Job
Every entry must be duplicated precisely as written.

Excerpted data

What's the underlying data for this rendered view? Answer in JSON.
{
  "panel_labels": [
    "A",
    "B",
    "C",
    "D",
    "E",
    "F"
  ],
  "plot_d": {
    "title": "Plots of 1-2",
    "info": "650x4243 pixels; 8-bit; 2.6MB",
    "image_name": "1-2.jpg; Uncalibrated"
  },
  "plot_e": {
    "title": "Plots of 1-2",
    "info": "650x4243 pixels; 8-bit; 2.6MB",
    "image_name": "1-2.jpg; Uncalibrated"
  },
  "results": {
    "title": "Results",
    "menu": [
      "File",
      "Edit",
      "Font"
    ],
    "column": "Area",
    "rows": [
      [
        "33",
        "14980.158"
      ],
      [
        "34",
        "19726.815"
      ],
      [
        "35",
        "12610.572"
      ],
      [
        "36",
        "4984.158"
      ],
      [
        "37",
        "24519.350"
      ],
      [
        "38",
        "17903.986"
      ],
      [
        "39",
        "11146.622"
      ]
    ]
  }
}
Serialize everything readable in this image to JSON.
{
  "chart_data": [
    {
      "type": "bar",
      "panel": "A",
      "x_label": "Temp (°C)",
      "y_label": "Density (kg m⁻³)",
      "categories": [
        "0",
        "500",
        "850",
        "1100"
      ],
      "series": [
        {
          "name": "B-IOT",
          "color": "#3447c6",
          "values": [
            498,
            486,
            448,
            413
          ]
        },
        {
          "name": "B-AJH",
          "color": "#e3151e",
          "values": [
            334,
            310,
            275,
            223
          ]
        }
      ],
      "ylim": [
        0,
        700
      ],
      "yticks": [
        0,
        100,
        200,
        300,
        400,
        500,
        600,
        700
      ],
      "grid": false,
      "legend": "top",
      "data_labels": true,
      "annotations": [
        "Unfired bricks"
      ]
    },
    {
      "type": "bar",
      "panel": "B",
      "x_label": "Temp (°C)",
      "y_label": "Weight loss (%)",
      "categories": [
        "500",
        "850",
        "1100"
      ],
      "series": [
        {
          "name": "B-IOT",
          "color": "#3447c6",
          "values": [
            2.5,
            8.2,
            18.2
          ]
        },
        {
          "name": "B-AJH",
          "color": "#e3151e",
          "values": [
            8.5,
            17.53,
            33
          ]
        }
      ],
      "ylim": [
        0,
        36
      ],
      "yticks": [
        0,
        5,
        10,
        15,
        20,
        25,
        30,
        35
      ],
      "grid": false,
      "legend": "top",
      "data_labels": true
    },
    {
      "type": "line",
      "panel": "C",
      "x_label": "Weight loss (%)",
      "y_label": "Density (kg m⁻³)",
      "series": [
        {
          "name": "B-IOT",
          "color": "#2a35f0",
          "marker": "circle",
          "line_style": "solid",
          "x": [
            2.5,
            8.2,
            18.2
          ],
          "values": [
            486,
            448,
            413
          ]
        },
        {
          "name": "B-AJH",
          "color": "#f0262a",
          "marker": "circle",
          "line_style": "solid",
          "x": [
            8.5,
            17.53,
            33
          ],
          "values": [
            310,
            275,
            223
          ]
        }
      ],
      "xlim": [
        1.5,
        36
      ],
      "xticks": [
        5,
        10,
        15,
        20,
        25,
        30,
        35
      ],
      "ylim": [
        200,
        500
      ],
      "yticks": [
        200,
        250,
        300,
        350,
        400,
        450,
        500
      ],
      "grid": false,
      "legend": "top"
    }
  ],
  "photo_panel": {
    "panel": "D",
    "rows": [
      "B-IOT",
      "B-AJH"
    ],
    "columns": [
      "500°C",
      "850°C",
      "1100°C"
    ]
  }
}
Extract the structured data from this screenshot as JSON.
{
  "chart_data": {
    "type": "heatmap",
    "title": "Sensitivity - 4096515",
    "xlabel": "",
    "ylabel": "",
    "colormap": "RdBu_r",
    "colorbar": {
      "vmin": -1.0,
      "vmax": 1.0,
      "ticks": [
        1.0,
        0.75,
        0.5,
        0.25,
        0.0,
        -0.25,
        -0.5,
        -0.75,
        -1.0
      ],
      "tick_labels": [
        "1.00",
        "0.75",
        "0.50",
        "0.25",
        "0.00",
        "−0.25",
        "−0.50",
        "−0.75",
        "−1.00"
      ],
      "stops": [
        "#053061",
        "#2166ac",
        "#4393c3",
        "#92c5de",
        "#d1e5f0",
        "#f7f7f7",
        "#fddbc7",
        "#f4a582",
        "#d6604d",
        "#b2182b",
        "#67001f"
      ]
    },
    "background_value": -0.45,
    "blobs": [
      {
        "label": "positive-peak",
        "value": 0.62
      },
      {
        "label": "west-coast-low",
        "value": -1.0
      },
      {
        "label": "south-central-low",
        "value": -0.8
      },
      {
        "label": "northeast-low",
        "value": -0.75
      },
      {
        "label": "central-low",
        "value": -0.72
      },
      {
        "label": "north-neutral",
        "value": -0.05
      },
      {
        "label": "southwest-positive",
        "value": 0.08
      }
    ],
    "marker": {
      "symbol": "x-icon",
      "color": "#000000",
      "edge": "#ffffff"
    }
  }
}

The solution
What's the underlying data for this rendered view? Answer in JSON.
{
  "panel_labels": [
    "A",
    "B",
    "C",
    "D",
    "E",
    "F"
  ],
  "plot_d": {
    "title": "Plots of 1-2",
    "info": "650x4243 pixels; 8-bit; 2.6MB",
    "image_name": "1-2.jpg; Uncalibrated"
  },
  "plot_e": {
    "title": "Plots of 1-2",
    "info": "650x4243 pixels; 8-bit; 2.6MB",
    "image_name": "1-2.jpg; Uncalibrated"
  },
  "results": {
    "title": "Results",
    "menu": [
      "File",
      "Edit",
      "Font"
    ],
    "column": "Area",
    "rows": [
      [
        "33",
        "14980.158"
      ],
      [
        "34",
        "19726.815"
      ],
      [
        "35",
        "12610.572"
      ],
      [
        "36",
        "4984.158"
      ],
      [
        "37",
        "24519.350"
      ],
      [
        "38",
        "17903.986"
      ],
      [
        "39",
        "11146.622"
      ]
    ]
  }
}
Serialize everything readable in this image to JSON.
{
  "chart_data": [
    {
      "type": "bar",
      "panel": "A",
      "x_label": "Temp (°C)",
      "y_label": "Density (kg m⁻³)",
      "categories": [
        "0",
        "500",
        "850",
        "1100"
      ],
      "series": [
        {
          "name": "B-IOT",
          "color": "#3447c6",
          "values": [
            498,
            486,
            448,
            413
          ]
        },
        {
          "name": "B-AJH",
          "color": "#e3151e",
          "values": [
            334,
            310,
            275,
            223
          ]
        }
      ],
      "ylim": [
        0,
        700
      ],
      "yticks": [
        0,
        100,
        200,
        300,
        400,
        500,
        600,
        700
      ],
      "grid": false,
      "legend": "top",
      "data_labels": true,
      "annotations": [
        "Unfired bricks"
      ]
    },
    {
      "type": "bar",
      "panel": "B",
      "x_label": "Temp (°C)",
      "y_label": "Weight loss (%)",
      "categories": [
        "500",
        "850",
        "1100"
      ],
      "series": [
        {
          "name": "B-IOT",
          "color": "#3447c6",
          "values": [
            2.5,
            8.2,
            18.2
          ]
        },
        {
          "name": "B-AJH",
          "color": "#e3151e",
          "values": [
            8.5,
            17.53,
            33
          ]
        }
      ],
      "ylim": [
        0,
        36
      ],
      "yticks": [
        0,
        5,
        10,
        15,
        20,
        25,
        30,
        35
      ],
      "grid": false,
      "legend": "top",
      "data_labels": true
    },
    {
      "type": "line",
      "panel": "C",
      "x_label": "Weight loss (%)",
      "y_label": "Density (kg m⁻³)",
      "series": [
        {
          "name": "B-IOT",
          "color": "#2a35f0",
          "marker": "circle",
          "line_style": "solid",
          "x": [
            2.5,
            8.2,
            18.2
          ],
          "values": [
            486,
            448,
            413
          ]
        },
        {
          "name": "B-AJH",
          "color": "#f0262a",
          "marker": "circle",
          "line_style": "solid",
          "x": [
            8.5,
            17.53,
            33
          ],
          "values": [
            310,
            275,
            223
          ]
        }
      ],
      "xlim": [
        1.5,
        36
      ],
      "xticks": [
        5,
        10,
        15,
        20,
        25,
        30,
        35
      ],
      "ylim": [
        200,
        500
      ],
      "yticks": [
        200,
        250,
        300,
        350,
        400,
        450,
        500
      ],
      "grid": false,
      "legend": "top"
    }
  ],
  "photo_panel": {
    "panel": "D",
    "rows": [
      "B-IOT",
      "B-AJH"
    ],
    "columns": [
      "500°C",
      "850°C",
      "1100°C"
    ]
  }
}
Extract the structured data from this screenshot as JSON.
{
  "chart_data": {
    "type": "heatmap",
    "title": "Sensitivity - 4096515",
    "xlabel": "",
    "ylabel": "",
    "colormap": "RdBu_r",
    "colorbar": {
      "vmin": -1.0,
      "vmax": 1.0,
      "ticks": [
        1.0,
        0.75,
        0.5,
        0.25,
        0.0,
        -0.25,
        -0.5,
        -0.75,
        -1.0
      ],
      "tick_labels": [
        "1.00",
        "0.75",
        "0.50",
        "0.25",
        "0.00",
        "−0.25",
        "−0.50",
        "−0.75",
        "−1.00"
      ],
      "stops": [
        "#053061",
        "#2166ac",
        "#4393c3",
        "#92c5de",
        "#d1e5f0",
        "#f7f7f7",
        "#fddbc7",
        "#f4a582",
        "#d6604d",
        "#b2182b",
        "#67001f"
      ]
    },
    "background_value": -0.45,
    "blobs": [
      {
        "label": "positive-peak",
        "value": 0.62
      },
      {
        "label": "west-coast-low",
        "value": -1.0
      },
      {
        "label": "south-central-low",
        "value": -0.8
      },
      {
        "label": "northeast-low",
        "value": -0.75
      },
      {
        "label": "central-low",
        "value": -0.72
      },
      {
        "label": "north-neutral",
        "value": -0.05
      },
      {
        "label": "southwest-positive",
        "value": 0.08
      }
    ],
    "marker": {
      "symbol": "x-icon",
      "color": "#000000",
      "edge": "#ffffff"
    }
  }
}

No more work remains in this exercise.